- [WHAT TO DO]
Read the records below and copy each line that contains "this".

- [RECORD LIST]
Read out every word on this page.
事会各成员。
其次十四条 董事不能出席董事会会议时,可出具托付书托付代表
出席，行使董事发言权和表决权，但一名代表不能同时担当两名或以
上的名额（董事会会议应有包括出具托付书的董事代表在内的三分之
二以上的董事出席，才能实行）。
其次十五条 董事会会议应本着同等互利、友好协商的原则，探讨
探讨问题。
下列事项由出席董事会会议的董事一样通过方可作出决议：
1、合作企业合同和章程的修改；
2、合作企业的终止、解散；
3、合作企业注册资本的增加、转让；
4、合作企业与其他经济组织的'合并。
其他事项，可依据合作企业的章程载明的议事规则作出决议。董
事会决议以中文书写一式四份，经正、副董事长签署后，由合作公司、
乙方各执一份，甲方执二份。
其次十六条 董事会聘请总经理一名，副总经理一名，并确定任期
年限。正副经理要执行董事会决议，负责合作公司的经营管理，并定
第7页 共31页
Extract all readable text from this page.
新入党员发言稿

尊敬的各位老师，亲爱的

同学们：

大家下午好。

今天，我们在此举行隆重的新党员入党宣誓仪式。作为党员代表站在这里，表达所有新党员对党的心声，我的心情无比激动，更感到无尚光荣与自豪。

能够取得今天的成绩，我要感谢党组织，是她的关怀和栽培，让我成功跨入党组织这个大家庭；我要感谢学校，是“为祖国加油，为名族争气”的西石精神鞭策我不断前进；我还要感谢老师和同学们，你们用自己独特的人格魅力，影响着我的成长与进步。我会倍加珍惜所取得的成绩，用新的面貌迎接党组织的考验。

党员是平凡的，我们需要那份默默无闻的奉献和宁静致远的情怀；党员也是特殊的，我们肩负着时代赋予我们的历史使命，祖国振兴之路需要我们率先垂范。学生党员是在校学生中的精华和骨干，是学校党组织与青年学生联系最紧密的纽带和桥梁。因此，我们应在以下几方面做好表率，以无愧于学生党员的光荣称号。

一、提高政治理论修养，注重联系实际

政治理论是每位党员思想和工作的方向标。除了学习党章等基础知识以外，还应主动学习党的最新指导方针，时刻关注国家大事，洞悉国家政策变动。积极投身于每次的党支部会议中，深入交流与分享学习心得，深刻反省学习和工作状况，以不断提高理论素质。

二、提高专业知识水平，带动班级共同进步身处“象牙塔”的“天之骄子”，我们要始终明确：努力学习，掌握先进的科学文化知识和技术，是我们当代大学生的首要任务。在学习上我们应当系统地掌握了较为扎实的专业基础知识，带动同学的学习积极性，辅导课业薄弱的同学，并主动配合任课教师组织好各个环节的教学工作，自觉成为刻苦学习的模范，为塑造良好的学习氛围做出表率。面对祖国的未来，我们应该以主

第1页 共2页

- [EXERCISE SOLUTION]
Read out every word on this page.
Extract all readable text from this page.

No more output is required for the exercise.